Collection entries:

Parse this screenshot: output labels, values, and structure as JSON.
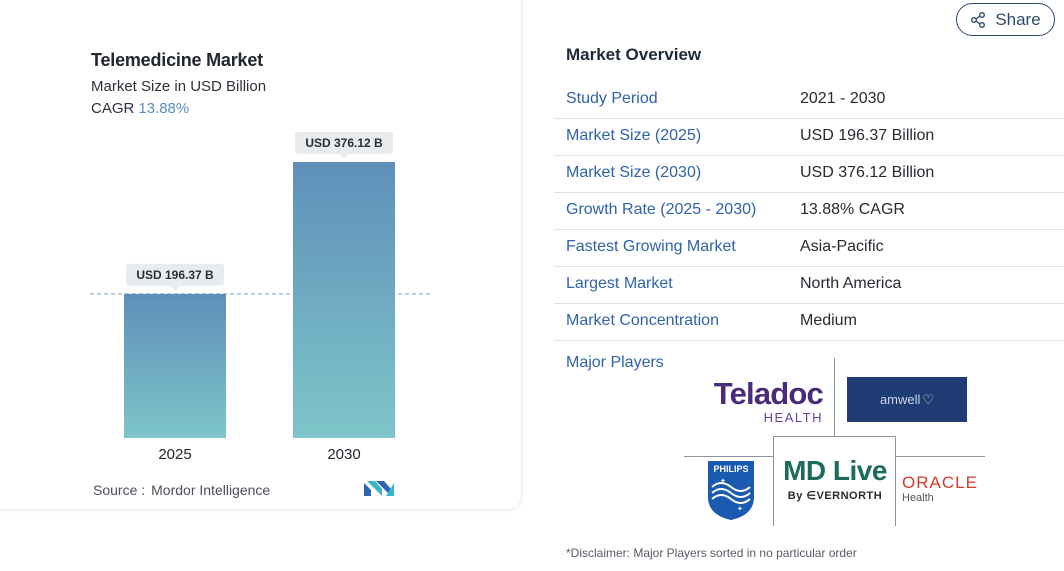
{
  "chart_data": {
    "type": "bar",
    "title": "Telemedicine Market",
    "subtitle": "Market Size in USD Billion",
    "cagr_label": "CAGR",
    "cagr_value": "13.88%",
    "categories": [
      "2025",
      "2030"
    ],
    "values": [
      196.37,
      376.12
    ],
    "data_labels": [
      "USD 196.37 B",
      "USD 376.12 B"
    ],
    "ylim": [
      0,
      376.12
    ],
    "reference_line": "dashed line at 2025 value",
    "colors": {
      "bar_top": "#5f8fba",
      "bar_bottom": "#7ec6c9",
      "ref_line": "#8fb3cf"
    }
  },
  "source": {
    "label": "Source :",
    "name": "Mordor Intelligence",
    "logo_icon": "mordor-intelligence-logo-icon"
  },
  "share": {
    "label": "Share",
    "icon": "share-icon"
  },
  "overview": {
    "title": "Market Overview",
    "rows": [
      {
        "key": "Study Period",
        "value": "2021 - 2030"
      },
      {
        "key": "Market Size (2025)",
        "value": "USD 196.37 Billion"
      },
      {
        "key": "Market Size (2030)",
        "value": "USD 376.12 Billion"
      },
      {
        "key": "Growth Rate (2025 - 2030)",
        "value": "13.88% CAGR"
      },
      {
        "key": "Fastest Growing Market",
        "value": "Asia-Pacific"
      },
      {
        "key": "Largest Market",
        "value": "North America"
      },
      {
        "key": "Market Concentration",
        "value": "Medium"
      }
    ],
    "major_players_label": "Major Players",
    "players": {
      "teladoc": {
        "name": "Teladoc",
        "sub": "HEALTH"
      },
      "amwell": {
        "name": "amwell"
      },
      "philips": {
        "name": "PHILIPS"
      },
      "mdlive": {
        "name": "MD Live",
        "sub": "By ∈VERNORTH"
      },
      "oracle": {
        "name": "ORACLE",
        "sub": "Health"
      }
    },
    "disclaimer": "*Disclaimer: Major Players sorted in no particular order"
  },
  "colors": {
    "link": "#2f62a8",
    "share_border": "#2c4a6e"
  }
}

**Work to complete**
Omit the pictures. Output every record above word for word.

**The solution**
Parse this screenshot: output labels, values, and structure as JSON.
{
  "chart_data": {
    "type": "bar",
    "title": "Telemedicine Market",
    "subtitle": "Market Size in USD Billion",
    "cagr_label": "CAGR",
    "cagr_value": "13.88%",
    "categories": [
      "2025",
      "2030"
    ],
    "values": [
      196.37,
      376.12
    ],
    "data_labels": [
      "USD 196.37 B",
      "USD 376.12 B"
    ],
    "ylim": [
      0,
      376.12
    ],
    "reference_line": "dashed line at 2025 value",
    "colors": {
      "bar_top": "#5f8fba",
      "bar_bottom": "#7ec6c9",
      "ref_line": "#8fb3cf"
    }
  },
  "source": {
    "label": "Source :",
    "name": "Mordor Intelligence",
    "logo_icon": "mordor-intelligence-logo-icon"
  },
  "share": {
    "label": "Share",
    "icon": "share-icon"
  },
  "overview": {
    "title": "Market Overview",
    "rows": [
      {
        "key": "Study Period",
        "value": "2021 - 2030"
      },
      {
        "key": "Market Size (2025)",
        "value": "USD 196.37 Billion"
      },
      {
        "key": "Market Size (2030)",
        "value": "USD 376.12 Billion"
      },
      {
        "key": "Growth Rate (2025 - 2030)",
        "value": "13.88% CAGR"
      },
      {
        "key": "Fastest Growing Market",
        "value": "Asia-Pacific"
      },
      {
        "key": "Largest Market",
        "value": "North America"
      },
      {
        "key": "Market Concentration",
        "value": "Medium"
      }
    ],
    "major_players_label": "Major Players",
    "players": {
      "teladoc": {
        "name": "Teladoc",
        "sub": "HEALTH"
      },
      "amwell": {
        "name": "amwell"
      },
      "philips": {
        "name": "PHILIPS"
      },
      "mdlive": {
        "name": "MD Live",
        "sub": "By ∈VERNORTH"
      },
      "oracle": {
        "name": "ORACLE",
        "sub": "Health"
      }
    },
    "disclaimer": "*Disclaimer: Major Players sorted in no particular order"
  },
  "colors": {
    "link": "#2f62a8",
    "share_border": "#2c4a6e"
  }
}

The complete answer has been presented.